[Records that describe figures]
-- Start --
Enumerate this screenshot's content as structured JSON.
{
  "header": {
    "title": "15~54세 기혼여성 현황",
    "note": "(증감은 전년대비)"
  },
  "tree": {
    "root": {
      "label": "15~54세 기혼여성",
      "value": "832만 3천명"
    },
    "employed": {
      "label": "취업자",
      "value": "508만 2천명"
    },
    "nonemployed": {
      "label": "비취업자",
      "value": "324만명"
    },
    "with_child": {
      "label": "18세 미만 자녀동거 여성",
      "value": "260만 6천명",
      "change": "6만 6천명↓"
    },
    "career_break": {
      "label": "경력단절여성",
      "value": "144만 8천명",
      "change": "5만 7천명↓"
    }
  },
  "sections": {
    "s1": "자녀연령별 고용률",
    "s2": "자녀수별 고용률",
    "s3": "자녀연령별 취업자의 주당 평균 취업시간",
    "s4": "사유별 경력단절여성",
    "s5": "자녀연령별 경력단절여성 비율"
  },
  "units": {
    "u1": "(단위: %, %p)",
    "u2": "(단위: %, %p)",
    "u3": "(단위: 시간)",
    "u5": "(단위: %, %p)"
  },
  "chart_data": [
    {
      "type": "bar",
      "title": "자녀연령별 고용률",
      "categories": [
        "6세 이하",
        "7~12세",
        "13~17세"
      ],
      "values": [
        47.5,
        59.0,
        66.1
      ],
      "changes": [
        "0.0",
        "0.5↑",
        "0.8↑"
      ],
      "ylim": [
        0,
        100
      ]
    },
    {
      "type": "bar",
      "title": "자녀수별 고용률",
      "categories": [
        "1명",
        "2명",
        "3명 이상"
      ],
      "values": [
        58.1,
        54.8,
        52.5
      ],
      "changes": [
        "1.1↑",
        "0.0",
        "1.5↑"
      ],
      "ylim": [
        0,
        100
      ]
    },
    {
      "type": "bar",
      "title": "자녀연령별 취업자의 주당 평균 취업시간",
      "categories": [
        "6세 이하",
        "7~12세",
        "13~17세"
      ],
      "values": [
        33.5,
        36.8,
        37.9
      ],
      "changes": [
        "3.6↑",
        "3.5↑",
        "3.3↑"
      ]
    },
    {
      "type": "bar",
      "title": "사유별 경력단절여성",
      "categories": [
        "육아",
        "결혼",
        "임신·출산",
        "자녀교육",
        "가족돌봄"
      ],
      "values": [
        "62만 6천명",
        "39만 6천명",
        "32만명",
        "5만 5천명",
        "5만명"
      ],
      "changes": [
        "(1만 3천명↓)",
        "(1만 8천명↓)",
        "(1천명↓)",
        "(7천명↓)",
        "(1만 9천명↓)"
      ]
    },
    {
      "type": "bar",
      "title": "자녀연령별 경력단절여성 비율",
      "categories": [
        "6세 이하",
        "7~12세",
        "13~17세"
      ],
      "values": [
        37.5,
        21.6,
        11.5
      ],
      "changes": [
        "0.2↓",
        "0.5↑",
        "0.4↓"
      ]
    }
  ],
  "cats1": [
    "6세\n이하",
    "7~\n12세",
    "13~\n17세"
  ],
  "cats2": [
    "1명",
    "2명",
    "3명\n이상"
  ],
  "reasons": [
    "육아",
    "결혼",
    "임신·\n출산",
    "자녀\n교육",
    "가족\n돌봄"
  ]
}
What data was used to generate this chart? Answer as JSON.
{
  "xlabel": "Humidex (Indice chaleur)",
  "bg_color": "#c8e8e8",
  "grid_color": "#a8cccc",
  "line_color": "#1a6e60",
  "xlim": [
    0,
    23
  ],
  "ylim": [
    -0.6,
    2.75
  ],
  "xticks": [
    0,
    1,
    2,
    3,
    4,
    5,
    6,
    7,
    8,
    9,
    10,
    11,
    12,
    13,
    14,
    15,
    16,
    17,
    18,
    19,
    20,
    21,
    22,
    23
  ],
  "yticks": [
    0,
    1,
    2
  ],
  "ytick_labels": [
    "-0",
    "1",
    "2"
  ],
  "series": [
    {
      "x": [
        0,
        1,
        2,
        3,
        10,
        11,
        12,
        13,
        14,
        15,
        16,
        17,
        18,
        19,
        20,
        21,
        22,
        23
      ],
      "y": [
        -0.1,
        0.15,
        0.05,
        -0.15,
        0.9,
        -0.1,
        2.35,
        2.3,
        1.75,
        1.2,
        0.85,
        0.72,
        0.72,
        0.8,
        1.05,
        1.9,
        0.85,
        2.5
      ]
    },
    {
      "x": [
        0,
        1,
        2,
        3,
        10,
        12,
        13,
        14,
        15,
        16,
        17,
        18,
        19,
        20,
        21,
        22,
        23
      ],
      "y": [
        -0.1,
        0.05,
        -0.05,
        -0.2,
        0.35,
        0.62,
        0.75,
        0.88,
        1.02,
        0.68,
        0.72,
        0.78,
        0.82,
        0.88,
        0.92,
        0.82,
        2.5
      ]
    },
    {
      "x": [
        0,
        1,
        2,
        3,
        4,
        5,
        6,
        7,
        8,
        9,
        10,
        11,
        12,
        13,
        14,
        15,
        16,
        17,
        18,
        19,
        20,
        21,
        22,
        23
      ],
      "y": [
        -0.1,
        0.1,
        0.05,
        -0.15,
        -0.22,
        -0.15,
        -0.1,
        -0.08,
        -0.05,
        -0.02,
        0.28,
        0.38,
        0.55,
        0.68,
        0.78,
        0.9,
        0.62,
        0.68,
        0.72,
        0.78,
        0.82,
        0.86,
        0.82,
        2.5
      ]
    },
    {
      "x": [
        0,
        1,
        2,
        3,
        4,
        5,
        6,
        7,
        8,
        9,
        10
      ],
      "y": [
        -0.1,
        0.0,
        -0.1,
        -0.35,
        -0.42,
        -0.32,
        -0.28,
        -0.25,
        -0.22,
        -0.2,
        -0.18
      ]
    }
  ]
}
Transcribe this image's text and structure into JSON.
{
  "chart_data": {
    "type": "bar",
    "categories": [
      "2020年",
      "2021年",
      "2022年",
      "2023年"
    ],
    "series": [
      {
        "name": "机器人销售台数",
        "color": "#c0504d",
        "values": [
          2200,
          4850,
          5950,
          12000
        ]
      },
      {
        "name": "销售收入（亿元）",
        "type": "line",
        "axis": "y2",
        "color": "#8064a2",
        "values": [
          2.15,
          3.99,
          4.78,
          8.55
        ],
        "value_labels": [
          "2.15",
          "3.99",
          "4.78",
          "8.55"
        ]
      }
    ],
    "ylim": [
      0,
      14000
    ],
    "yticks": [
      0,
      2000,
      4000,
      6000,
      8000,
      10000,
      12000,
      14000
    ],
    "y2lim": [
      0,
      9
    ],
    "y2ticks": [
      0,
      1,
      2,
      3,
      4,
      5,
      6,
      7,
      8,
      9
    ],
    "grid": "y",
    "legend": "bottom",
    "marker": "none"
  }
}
-- End --
# OBJECTIVE:
Select every line in the records above that contains the word "취업시간".

# TASK SOLUTION:
    "s3": "자녀연령별 취업자의 주당 평균 취업시간",
      "title": "자녀연령별 취업자의 주당 평균 취업시간",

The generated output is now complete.